>> START DATA TO PROCESS

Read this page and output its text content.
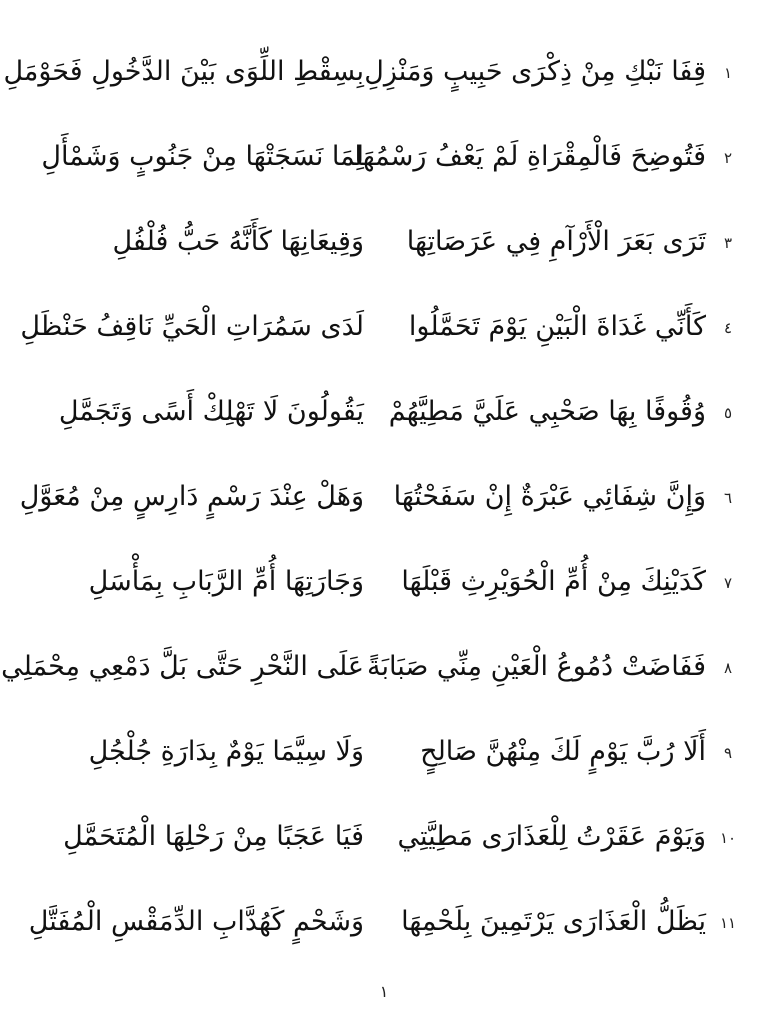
١
قِفَا نَبْكِ مِنْ ذِكْرَى حَبِيبٍ وَمَنْزِلِ
بِسِقْطِ اللِّوَى بَيْنَ الدَّخُولِ فَحَوْمَلِ
٢
فَتُوضِحَ فَالْمِقْرَاةِ لَمْ يَعْفُ رَسْمُهَا
لِمَا نَسَجَتْهَا مِنْ جَنُوبٍ وَشَمْأَلِ
٣
تَرَى بَعَرَ الْأَرْآمِ فِي عَرَصَاتِهَا
وَقِيعَانِهَا كَأَنَّهُ حَبُّ فُلْفُلِ
٤
كَأَنِّي غَدَاةَ الْبَيْنِ يَوْمَ تَحَمَّلُوا
لَدَى سَمُرَاتِ الْحَيِّ نَاقِفُ حَنْظَلِ
٥
وُقُوفًا بِهَا صَحْبِي عَلَيَّ مَطِيَّهُمْ
يَقُولُونَ لَا تَهْلِكْ أَسًى وَتَجَمَّلِ
٦
وَإِنَّ شِفَائِي عَبْرَةٌ إِنْ سَفَحْتُهَا
وَهَلْ عِنْدَ رَسْمٍ دَارِسٍ مِنْ مُعَوَّلِ
٧
كَدَيْنِكَ مِنْ أُمِّ الْحُوَيْرِثِ قَبْلَهَا
وَجَارَتِهَا أُمِّ الرَّبَابِ بِمَأْسَلِ
٨
فَفَاضَتْ دُمُوعُ الْعَيْنِ مِنِّي صَبَابَةً
عَلَى النَّحْرِ حَتَّى بَلَّ دَمْعِي مِحْمَلِي
٩
أَلَا رُبَّ يَوْمٍ لَكَ مِنْهُنَّ صَالِحٍ
وَلَا سِيَّمَا يَوْمٌ بِدَارَةِ جُلْجُلِ
١٠
وَيَوْمَ عَقَرْتُ لِلْعَذَارَى مَطِيَّتِي
فَيَا عَجَبًا مِنْ رَحْلِهَا الْمُتَحَمَّلِ
١١
يَظَلُّ الْعَذَارَى يَرْتَمِينَ بِلَحْمِهَا
وَشَحْمٍ كَهُدَّابِ الدِّمَقْسِ الْمُفَتَّلِ
١
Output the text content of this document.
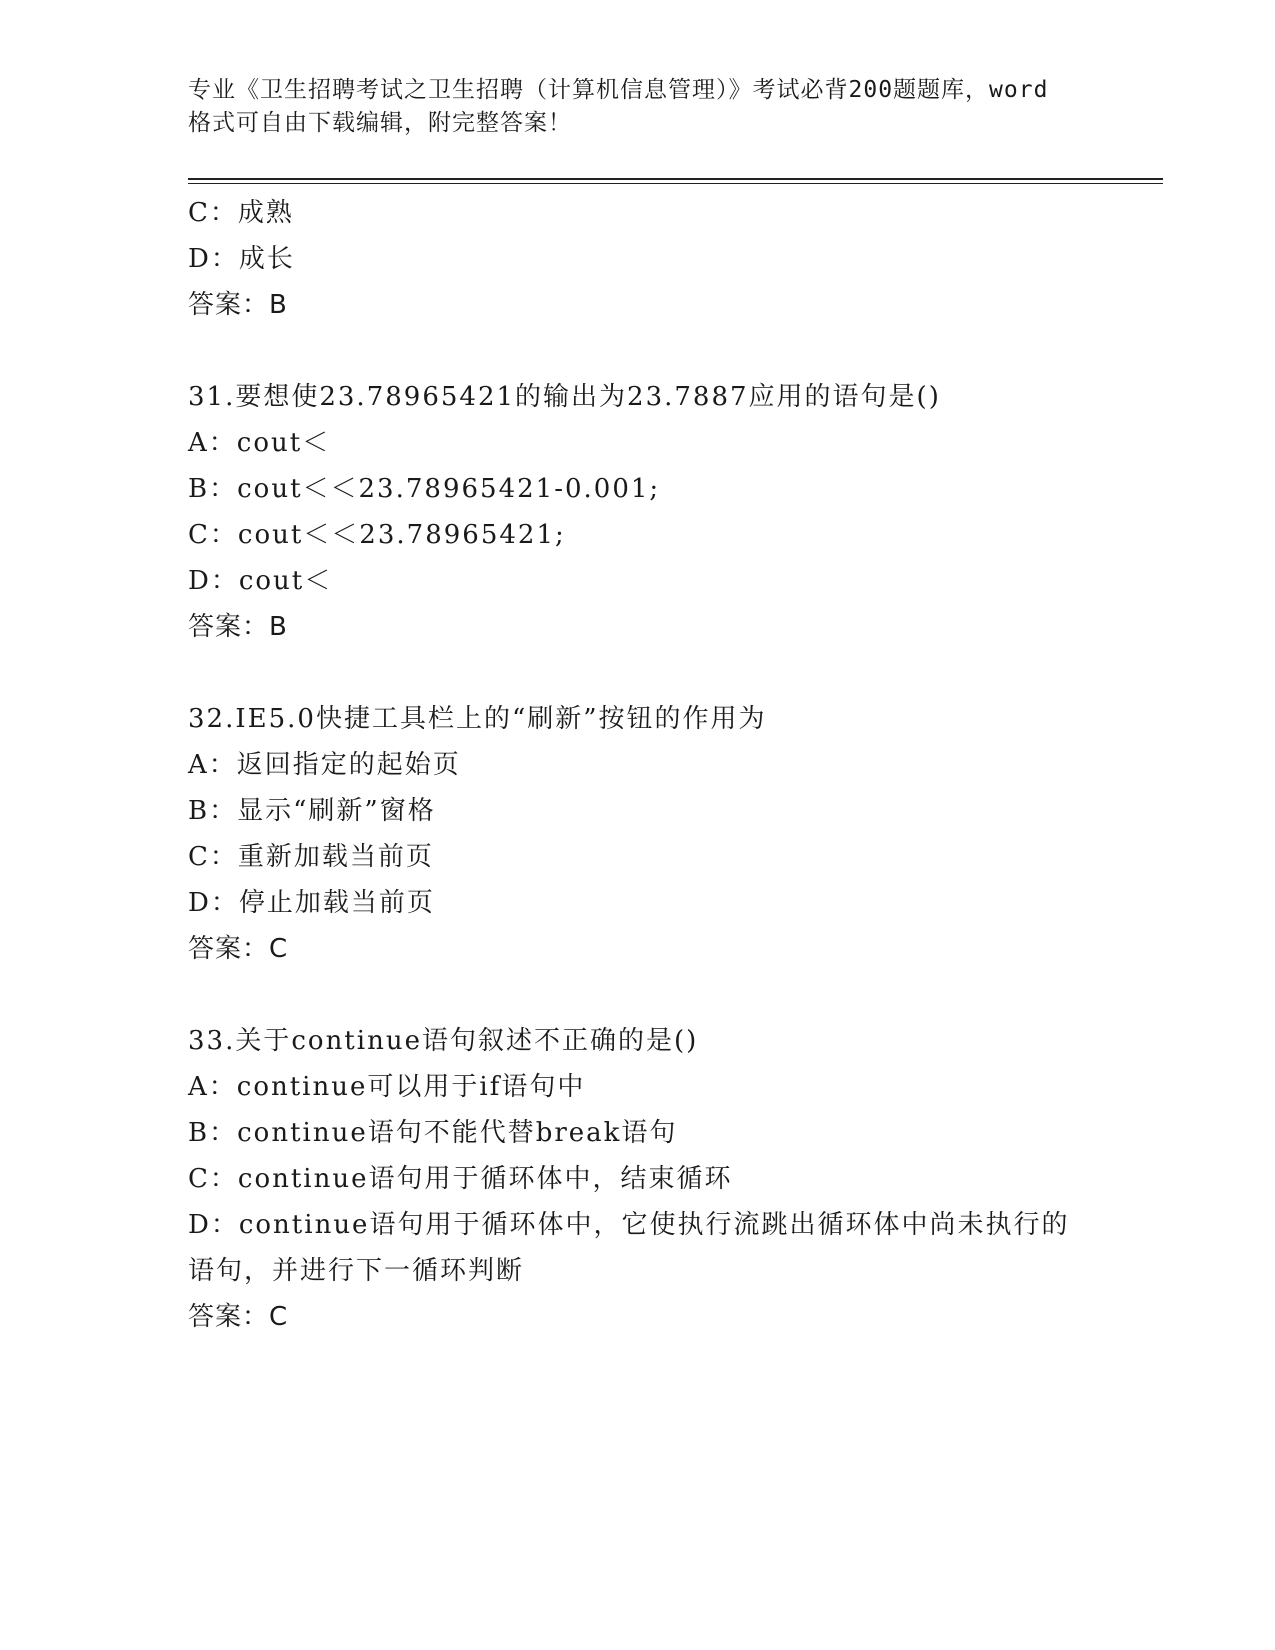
专业《卫生招聘考试之卫生招聘（计算机信息管理）》考试必背200题题库，word
格式可自由下载编辑，附完整答案！
C：成熟
D：成长
答案：B
31.要想使23.78965421的输出为23.7887应用的语句是()
A：cout＜
B：cout＜＜23.78965421-0.001;
C：cout＜＜23.78965421;
D：cout＜
答案：B
32.IE5.0快捷工具栏上的“刷新”按钮的作用为
A：返回指定的起始页
B：显示“刷新”窗格
C：重新加载当前页
D：停止加载当前页
答案：C
33.关于continue语句叙述不正确的是()
A：continue可以用于if语句中
B：continue语句不能代替break语句
C：continue语句用于循环体中，结束循环
D：continue语句用于循环体中，它使执行流跳出循环体中尚未执行的语句，并进行下一循环判断
答案：C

>> END DATA TO PROCESS

Read the entries above, then pull out the lines that include "cout".

A：cout＜
B：cout＜＜23.78965421-0.001;
C：cout＜＜23.78965421;
D：cout＜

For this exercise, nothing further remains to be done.